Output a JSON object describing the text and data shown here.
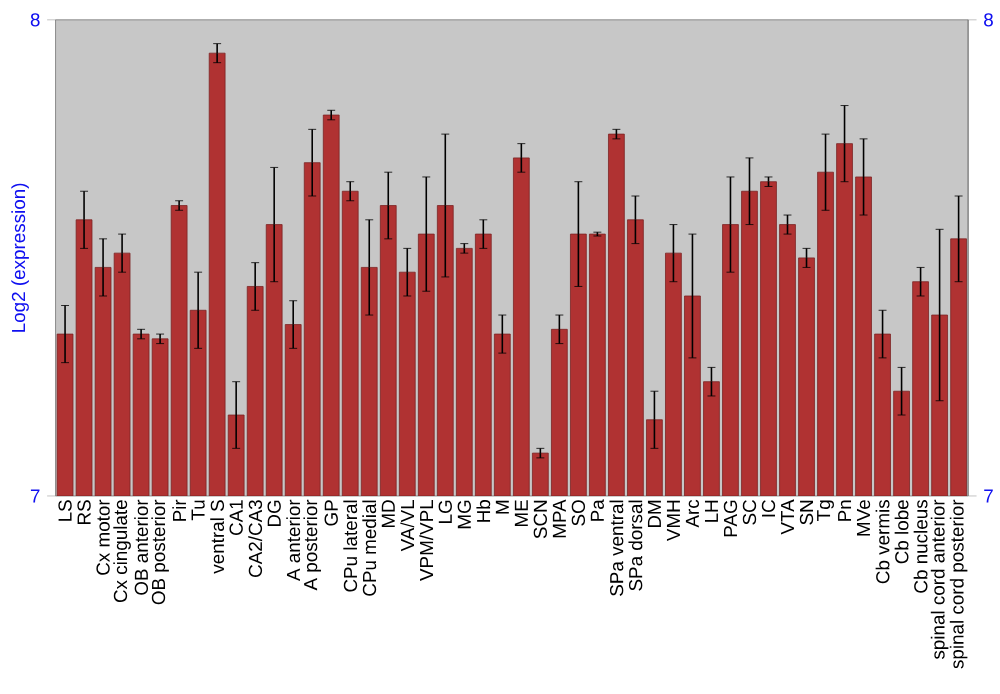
{
  "chart_data": {
    "type": "bar",
    "ylabel": "Log2 (expression)",
    "categories": [
      "LS",
      "RS",
      "Cx motor",
      "Cx cingulate",
      "OB anterior",
      "OB posterior",
      "Pir",
      "Tu",
      "ventral S",
      "CA1",
      "CA2/CA3",
      "DG",
      "A anterior",
      "A posterior",
      "GP",
      "CPu lateral",
      "CPu medial",
      "MD",
      "VA/VL",
      "VPM/VPL",
      "LG",
      "MG",
      "Hb",
      "M",
      "ME",
      "SCN",
      "MPA",
      "SO",
      "Pa",
      "SPa ventral",
      "SPa dorsal",
      "DM",
      "VMH",
      "Arc",
      "LH",
      "PAG",
      "SC",
      "IC",
      "VTA",
      "SN",
      "Tg",
      "Pn",
      "MVe",
      "Cb vermis",
      "Cb lobe",
      "Cb nucleus",
      "spinal cord anterior",
      "spinal cord posterior"
    ],
    "values": [
      7.34,
      7.58,
      7.48,
      7.51,
      7.34,
      7.33,
      7.61,
      7.39,
      7.93,
      7.17,
      7.44,
      7.57,
      7.36,
      7.7,
      7.8,
      7.64,
      7.48,
      7.61,
      7.47,
      7.55,
      7.61,
      7.52,
      7.55,
      7.34,
      7.71,
      7.09,
      7.35,
      7.55,
      7.55,
      7.76,
      7.58,
      7.16,
      7.51,
      7.42,
      7.24,
      7.57,
      7.64,
      7.66,
      7.57,
      7.5,
      7.68,
      7.74,
      7.67,
      7.34,
      7.22,
      7.45,
      7.38,
      7.54
    ],
    "errors": [
      0.06,
      0.06,
      0.06,
      0.04,
      0.01,
      0.01,
      0.01,
      0.08,
      0.02,
      0.07,
      0.05,
      0.12,
      0.05,
      0.07,
      0.01,
      0.02,
      0.1,
      0.07,
      0.05,
      0.12,
      0.15,
      0.01,
      0.03,
      0.04,
      0.03,
      0.01,
      0.03,
      0.11,
      0.004,
      0.01,
      0.05,
      0.06,
      0.06,
      0.13,
      0.03,
      0.1,
      0.07,
      0.01,
      0.02,
      0.02,
      0.08,
      0.08,
      0.08,
      0.05,
      0.05,
      0.03,
      0.18,
      0.09
    ],
    "color": "#b03232",
    "ylim": [
      7,
      8
    ],
    "yticks": [
      7,
      8
    ],
    "y2lim": [
      7,
      8
    ],
    "y2ticks": [
      7,
      8
    ]
  }
}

★ ★ ★ ★ ★ ★ ★

Scan the entries above for the word "cord" and collect each line holding it.

      "spinal cord anterior",
      "spinal cord posterior"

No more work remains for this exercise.